> [List of tasks]:
(a) According to the antiferromagnet passage, what kind of techniques did the researchers use to investigate the two materials?
(b) Please reproduce the antiferromagnet passage from "Multiferroic materials are" to "of the lattice.".
** BEGIN Document segment **
In this study, researchers from a large international team including ANSTO, investigated the magnetic properties of two unique 2D triangular lattice antiferromagnetic materials (2D-TLHAF)* using various neutron scattering techniques.
Multiferroic materials are being explored for use in advanced computers. Their quantum properties make them suitable for future computing applications, as they can manage and process the significantly larger volume of information more efficiently. Additionally, the unique properties of 2D magnets, such as flexibility and stackability, an ability to control layers of quantum devices or materials to create more efficient systems, have application in magnetism and spintronics.
The materials, hexagonal h-Lu0.3Y0.7MnO3 and h-Lu0.47Sc0.53FeO3, are a type of frustrated antiferromagnet, which means that the spins of the atoms in the material cannot all align in a way that minimises their energy due to the triangular arrangement of the lattice.
** END Document segment **
** BEGIN Excerpted records **
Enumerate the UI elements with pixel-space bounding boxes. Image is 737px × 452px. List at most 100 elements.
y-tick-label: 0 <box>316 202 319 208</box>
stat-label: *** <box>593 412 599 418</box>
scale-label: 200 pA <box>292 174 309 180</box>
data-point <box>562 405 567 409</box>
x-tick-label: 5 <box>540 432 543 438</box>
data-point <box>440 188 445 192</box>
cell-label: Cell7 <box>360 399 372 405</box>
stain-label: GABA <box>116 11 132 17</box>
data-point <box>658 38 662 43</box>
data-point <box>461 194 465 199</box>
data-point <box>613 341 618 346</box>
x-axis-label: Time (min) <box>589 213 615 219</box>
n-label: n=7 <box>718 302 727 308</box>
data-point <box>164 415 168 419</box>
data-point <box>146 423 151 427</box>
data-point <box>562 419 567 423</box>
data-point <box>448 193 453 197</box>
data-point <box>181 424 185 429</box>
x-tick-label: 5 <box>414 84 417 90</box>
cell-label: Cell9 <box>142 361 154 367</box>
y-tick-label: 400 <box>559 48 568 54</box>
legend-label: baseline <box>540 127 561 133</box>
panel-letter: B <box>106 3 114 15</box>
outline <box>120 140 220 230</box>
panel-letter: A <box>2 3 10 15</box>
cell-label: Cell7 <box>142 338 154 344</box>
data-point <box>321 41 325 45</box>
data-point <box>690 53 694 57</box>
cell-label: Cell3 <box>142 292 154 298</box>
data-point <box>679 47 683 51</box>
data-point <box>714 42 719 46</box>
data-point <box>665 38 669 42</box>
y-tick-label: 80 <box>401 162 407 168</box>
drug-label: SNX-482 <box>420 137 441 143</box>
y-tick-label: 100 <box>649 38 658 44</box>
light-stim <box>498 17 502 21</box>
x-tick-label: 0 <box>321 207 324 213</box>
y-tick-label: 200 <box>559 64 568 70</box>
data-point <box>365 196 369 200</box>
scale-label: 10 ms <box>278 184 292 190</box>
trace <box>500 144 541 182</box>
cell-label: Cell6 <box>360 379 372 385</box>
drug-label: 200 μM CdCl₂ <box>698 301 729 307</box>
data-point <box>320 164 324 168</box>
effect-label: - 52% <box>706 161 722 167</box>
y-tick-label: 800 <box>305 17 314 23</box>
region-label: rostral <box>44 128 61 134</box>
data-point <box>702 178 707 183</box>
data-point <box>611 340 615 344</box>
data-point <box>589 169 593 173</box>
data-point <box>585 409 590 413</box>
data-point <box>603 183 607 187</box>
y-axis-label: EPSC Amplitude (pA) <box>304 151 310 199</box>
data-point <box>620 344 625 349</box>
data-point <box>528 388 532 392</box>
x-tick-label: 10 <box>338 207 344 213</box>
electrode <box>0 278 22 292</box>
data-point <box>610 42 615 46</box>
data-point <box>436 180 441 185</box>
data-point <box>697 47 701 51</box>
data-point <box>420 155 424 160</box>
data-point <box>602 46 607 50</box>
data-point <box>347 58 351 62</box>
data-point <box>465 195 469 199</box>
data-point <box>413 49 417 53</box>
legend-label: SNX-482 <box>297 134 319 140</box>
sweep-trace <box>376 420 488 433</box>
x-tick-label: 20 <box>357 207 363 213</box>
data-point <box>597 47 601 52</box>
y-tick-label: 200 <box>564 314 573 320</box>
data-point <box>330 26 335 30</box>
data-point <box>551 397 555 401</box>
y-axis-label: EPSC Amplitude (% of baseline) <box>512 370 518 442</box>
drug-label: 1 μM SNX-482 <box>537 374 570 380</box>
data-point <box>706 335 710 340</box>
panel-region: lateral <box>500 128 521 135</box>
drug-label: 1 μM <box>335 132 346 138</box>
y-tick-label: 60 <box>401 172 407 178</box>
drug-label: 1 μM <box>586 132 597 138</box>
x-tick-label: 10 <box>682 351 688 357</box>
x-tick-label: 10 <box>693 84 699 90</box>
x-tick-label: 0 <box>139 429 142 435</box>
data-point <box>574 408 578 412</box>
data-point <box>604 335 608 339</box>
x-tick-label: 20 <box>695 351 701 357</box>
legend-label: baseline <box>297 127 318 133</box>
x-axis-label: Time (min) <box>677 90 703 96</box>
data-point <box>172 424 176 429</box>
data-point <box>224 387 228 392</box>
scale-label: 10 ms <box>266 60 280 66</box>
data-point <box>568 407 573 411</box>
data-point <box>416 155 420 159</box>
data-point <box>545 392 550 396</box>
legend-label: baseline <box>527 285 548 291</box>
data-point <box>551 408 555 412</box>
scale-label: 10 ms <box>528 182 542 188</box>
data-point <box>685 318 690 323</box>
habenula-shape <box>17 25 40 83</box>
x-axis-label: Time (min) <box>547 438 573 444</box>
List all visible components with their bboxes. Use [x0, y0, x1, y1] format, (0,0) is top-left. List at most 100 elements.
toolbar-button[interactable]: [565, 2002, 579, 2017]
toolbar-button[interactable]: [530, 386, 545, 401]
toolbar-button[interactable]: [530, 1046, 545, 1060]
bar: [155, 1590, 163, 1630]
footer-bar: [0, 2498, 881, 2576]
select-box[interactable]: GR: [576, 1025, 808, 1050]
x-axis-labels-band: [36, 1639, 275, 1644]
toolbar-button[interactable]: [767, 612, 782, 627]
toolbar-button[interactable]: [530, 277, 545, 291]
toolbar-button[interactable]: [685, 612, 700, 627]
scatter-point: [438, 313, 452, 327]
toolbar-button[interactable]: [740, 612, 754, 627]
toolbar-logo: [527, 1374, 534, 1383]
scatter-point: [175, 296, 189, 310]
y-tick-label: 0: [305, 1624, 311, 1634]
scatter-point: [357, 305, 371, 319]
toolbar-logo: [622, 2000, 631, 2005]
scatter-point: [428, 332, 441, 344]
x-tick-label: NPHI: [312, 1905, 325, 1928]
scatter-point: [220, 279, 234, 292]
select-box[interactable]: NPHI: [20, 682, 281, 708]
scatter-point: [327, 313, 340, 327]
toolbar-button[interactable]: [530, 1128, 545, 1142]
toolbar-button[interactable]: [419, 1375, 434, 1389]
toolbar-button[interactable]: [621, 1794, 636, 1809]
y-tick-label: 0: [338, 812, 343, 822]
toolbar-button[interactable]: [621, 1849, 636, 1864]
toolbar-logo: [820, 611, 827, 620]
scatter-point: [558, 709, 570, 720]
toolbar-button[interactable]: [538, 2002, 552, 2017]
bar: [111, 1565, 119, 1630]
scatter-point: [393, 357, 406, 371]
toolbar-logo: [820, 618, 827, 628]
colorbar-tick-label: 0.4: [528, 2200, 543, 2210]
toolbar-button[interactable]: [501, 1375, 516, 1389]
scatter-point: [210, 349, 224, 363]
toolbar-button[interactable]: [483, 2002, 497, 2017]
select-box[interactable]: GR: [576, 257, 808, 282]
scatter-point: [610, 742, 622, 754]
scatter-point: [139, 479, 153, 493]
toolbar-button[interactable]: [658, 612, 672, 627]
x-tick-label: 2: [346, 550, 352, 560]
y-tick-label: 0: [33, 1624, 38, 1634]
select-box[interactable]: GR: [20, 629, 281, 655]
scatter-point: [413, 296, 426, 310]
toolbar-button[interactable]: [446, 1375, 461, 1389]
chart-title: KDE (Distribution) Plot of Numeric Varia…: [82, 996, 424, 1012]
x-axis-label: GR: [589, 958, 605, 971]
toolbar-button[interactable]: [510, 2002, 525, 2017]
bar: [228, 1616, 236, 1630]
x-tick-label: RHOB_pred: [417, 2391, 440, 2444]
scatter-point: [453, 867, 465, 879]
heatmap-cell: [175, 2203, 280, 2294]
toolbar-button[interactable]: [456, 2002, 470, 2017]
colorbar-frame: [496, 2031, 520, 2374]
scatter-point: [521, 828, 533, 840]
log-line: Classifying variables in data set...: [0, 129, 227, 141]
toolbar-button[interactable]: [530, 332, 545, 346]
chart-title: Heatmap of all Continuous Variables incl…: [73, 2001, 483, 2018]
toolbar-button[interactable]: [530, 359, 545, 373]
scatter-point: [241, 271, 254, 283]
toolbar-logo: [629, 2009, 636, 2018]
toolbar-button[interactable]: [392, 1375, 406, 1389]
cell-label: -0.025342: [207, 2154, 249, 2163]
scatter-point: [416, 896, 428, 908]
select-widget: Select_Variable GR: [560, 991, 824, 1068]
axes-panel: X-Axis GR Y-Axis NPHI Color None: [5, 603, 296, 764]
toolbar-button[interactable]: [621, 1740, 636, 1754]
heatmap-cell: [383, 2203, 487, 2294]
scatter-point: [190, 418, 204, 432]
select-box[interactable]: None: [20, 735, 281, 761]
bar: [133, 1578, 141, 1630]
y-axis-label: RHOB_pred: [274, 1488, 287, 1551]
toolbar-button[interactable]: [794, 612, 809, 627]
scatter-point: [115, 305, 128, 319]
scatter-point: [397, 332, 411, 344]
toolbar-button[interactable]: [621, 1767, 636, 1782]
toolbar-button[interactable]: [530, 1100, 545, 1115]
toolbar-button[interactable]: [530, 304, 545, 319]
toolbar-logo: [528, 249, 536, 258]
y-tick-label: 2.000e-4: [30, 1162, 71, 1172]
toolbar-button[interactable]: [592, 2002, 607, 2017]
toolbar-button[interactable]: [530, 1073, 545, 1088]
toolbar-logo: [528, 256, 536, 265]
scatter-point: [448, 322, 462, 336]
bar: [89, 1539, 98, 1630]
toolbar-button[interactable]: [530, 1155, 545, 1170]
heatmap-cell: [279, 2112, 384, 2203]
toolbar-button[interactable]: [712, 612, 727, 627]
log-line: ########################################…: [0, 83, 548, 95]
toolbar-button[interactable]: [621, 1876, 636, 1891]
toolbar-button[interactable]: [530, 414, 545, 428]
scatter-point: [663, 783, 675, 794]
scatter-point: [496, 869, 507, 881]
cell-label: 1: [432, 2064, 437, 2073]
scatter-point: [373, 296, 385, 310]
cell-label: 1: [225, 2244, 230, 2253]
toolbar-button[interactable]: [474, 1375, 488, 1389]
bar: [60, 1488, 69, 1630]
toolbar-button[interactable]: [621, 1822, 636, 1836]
** END Excerpted records **
** BEGIN Excerpted records **
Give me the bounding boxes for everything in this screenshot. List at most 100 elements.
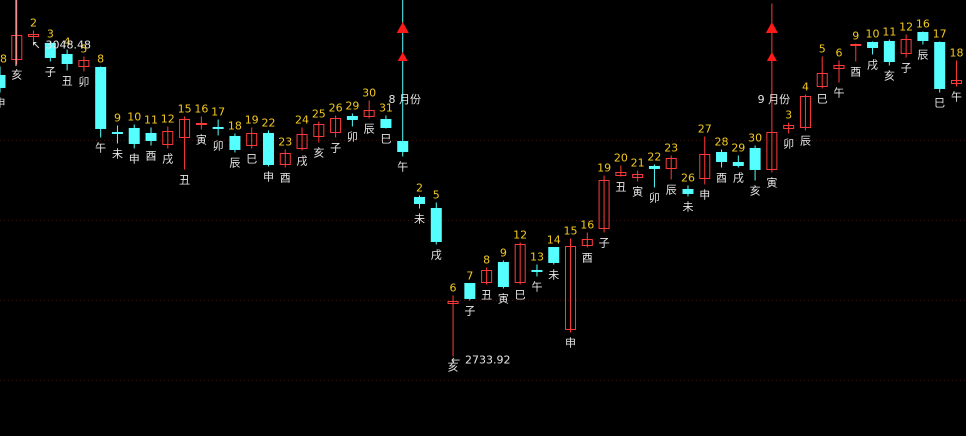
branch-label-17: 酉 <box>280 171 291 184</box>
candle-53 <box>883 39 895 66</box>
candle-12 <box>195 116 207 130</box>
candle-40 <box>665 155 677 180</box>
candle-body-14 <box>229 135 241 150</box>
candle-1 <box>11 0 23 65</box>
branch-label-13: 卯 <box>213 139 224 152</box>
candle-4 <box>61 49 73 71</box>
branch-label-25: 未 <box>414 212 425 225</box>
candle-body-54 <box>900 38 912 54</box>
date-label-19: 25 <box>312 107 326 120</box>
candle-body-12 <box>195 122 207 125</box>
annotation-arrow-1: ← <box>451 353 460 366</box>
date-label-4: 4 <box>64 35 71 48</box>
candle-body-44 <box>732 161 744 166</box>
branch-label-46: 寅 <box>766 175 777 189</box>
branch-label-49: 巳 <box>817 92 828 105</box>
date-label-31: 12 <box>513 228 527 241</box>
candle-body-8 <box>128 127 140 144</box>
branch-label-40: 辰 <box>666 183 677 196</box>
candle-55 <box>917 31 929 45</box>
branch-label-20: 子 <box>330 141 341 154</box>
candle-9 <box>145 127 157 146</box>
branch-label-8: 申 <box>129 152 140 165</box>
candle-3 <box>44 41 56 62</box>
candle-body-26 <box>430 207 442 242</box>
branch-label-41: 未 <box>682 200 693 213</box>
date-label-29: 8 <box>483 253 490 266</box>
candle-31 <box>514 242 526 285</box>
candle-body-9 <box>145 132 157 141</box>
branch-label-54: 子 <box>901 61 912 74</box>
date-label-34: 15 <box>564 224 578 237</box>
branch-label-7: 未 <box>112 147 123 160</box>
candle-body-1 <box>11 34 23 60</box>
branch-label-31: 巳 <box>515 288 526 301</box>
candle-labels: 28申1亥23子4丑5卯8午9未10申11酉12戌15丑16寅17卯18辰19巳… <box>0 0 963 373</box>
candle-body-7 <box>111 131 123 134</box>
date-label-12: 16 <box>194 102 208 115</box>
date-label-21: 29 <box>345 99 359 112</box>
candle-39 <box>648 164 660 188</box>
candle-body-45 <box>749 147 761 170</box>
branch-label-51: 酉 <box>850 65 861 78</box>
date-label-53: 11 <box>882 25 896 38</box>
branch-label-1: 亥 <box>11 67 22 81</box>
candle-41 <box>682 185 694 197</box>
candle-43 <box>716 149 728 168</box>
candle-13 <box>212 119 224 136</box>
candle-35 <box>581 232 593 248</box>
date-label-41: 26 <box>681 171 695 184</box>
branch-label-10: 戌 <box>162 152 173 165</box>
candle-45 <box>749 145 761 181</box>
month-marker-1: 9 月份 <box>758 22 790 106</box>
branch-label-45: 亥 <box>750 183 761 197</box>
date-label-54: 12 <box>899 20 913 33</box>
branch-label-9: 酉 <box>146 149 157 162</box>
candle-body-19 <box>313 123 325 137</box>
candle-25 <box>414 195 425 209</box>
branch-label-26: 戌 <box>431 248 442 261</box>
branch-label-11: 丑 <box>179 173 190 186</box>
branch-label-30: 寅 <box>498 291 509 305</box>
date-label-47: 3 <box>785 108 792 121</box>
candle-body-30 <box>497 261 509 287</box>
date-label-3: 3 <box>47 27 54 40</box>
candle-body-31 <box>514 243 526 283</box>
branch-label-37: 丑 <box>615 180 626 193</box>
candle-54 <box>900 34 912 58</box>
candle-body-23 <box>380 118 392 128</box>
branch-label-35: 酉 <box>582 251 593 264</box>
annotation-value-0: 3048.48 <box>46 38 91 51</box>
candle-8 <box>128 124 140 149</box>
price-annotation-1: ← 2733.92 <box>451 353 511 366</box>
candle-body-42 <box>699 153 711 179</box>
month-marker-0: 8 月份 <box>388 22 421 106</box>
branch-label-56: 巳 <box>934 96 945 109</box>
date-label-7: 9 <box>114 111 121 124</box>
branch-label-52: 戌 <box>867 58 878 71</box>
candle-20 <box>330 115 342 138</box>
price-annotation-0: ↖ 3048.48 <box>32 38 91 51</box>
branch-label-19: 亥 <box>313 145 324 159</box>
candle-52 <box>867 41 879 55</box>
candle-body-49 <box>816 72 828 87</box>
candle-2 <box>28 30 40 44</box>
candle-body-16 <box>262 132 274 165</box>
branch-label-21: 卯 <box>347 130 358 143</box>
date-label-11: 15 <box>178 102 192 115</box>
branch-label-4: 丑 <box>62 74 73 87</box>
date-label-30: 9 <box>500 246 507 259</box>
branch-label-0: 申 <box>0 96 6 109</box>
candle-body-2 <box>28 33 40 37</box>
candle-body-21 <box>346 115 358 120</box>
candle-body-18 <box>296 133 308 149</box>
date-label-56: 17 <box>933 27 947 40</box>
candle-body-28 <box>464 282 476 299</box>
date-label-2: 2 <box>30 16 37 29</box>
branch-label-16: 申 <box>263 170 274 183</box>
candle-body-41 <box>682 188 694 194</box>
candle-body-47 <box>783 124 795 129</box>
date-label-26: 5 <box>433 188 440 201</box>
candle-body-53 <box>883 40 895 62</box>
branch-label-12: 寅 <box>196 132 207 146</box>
** END Excerpted records **
> [Written responses]:
(a) Various neutron scattering techniques.

(b)
Multiferroic materials are being explored for use in advanced computers. Their quantum properties make them suitable for future computing applications, as they can manage and process the significantly larger volume of information more efficiently. Additionally, the unique properties of 2D magnets, such as flexibility and stackability, an ability to control layers of quantum devices or materials to create more efficient systems, have application in magnetism and spintronics.
The materials, hexagonal h-Lu0.3Y0.7MnO3 and h-Lu0.47Sc0.53FeO3, are a type of frustrated antiferromagnet, which means that the spins of the atoms in the material cannot all align in a way that minimises their energy due to the triangular arrangement of the lattice.